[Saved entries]
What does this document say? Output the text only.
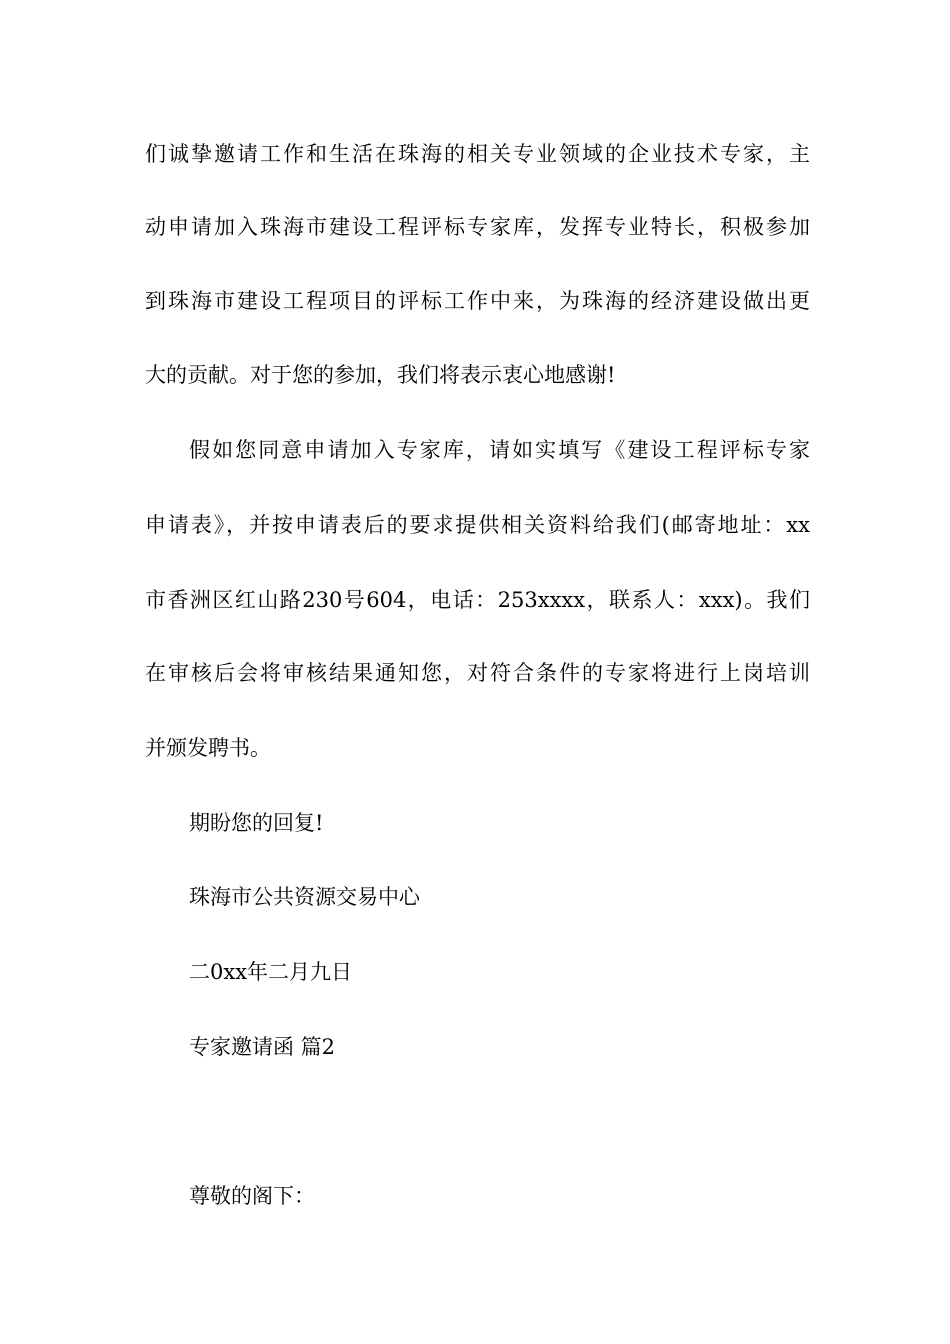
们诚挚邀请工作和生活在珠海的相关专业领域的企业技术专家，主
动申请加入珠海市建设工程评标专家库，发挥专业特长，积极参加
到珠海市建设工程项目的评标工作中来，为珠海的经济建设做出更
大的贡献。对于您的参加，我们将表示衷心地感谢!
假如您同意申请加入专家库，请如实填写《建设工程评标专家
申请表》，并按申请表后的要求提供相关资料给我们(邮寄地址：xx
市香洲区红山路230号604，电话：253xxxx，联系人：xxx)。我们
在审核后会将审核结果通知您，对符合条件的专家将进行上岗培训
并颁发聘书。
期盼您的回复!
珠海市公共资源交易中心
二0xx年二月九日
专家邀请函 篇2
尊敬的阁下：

* **EXERCISE**: Omit the pictures and reproduce the listing exactly.

* **FINAL ANSWER**:
What does this document say? Output the text only.
们诚挚邀请工作和生活在珠海的相关专业领域的企业技术专家，主
动申请加入珠海市建设工程评标专家库，发挥专业特长，积极参加
到珠海市建设工程项目的评标工作中来，为珠海的经济建设做出更
大的贡献。对于您的参加，我们将表示衷心地感谢!
假如您同意申请加入专家库，请如实填写《建设工程评标专家
申请表》，并按申请表后的要求提供相关资料给我们(邮寄地址：xx
市香洲区红山路230号604，电话：253xxxx，联系人：xxx)。我们
在审核后会将审核结果通知您，对符合条件的专家将进行上岗培训
并颁发聘书。
期盼您的回复!
珠海市公共资源交易中心
二0xx年二月九日
专家邀请函 篇2
尊敬的阁下：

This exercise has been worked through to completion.